>> Begin Records provided

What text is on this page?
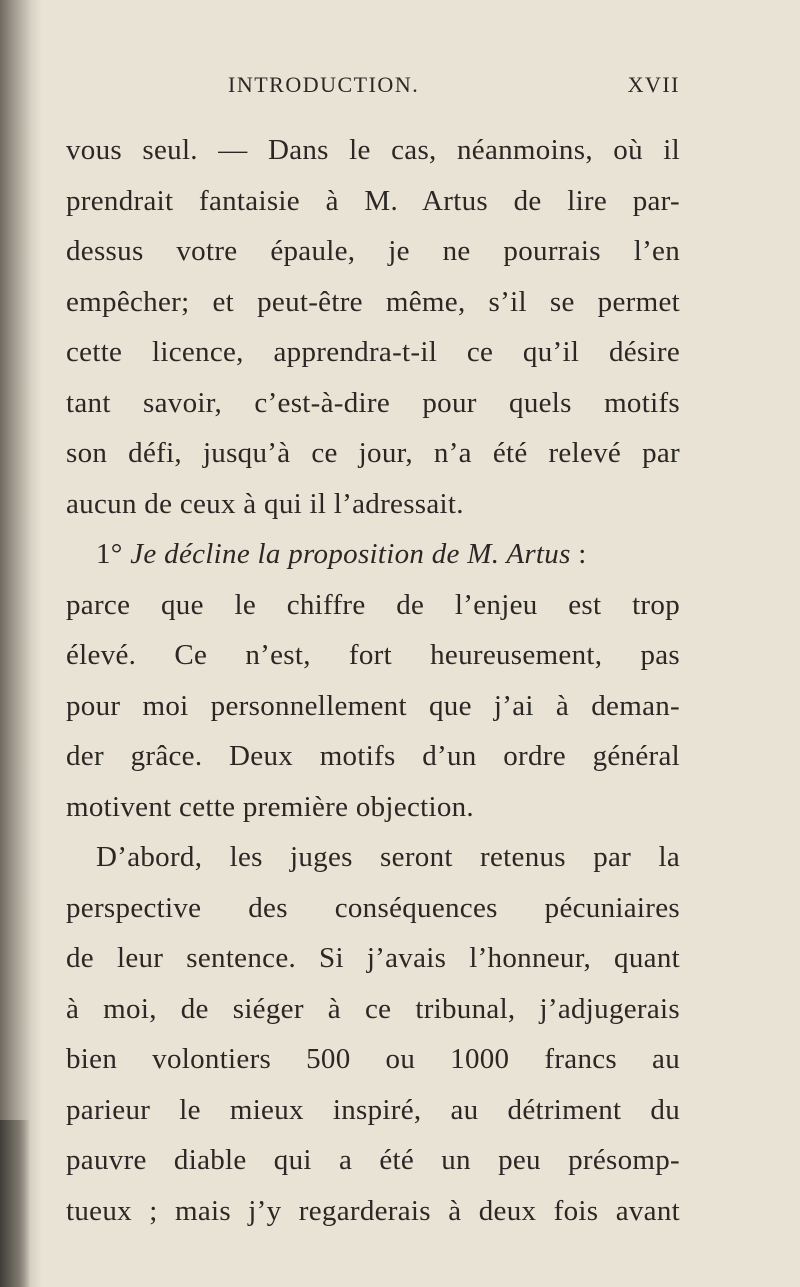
INTRODUCTION.	XVII
vous seul. — Dans le cas, néanmoins, où il
prendrait fantaisie à M. Artus de lire par-
dessus votre épaule, je ne pourrais l’en
empêcher; et peut-être même, s’il se permet
cette licence, apprendra-t-il ce qu’il désire
tant savoir, c’est-à-dire pour quels motifs
son défi, jusqu’à ce jour, n’a été relevé par
aucun de ceux à qui il l’adressait.
1° Je décline la proposition de M. Artus :
parce que le chiffre de l’enjeu est trop
élevé. Ce n’est, fort heureusement, pas
pour moi personnellement que j’ai à deman-
der grâce. Deux motifs d’un ordre général
motivent cette première objection.
D’abord, les juges seront retenus par la
perspective des conséquences pécuniaires
de leur sentence. Si j’avais l’honneur, quant
à moi, de siéger à ce tribunal, j’adjugerais
bien volontiers 500 ou 1000 francs au
parieur le mieux inspiré, au détriment du
pauvre diable qui a été un peu présomp-
tueux ; mais j’y regarderais à deux fois avant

>> End Records provided

Leave out the pictures and print each record exactly as it stands.

Solution for this exercise |
What text is on this page?
INTRODUCTION.	XVII
vous seul. — Dans le cas, néanmoins, où il
prendrait fantaisie à M. Artus de lire par-
dessus votre épaule, je ne pourrais l’en
empêcher; et peut-être même, s’il se permet
cette licence, apprendra-t-il ce qu’il désire
tant savoir, c’est-à-dire pour quels motifs
son défi, jusqu’à ce jour, n’a été relevé par
aucun de ceux à qui il l’adressait.
1° Je décline la proposition de M. Artus :
parce que le chiffre de l’enjeu est trop
élevé. Ce n’est, fort heureusement, pas
pour moi personnellement que j’ai à deman-
der grâce. Deux motifs d’un ordre général
motivent cette première objection.
D’abord, les juges seront retenus par la
perspective des conséquences pécuniaires
de leur sentence. Si j’avais l’honneur, quant
à moi, de siéger à ce tribunal, j’adjugerais
bien volontiers 500 ou 1000 francs au
parieur le mieux inspiré, au détriment du
pauvre diable qui a été un peu présomp-
tueux ; mais j’y regarderais à deux fois avant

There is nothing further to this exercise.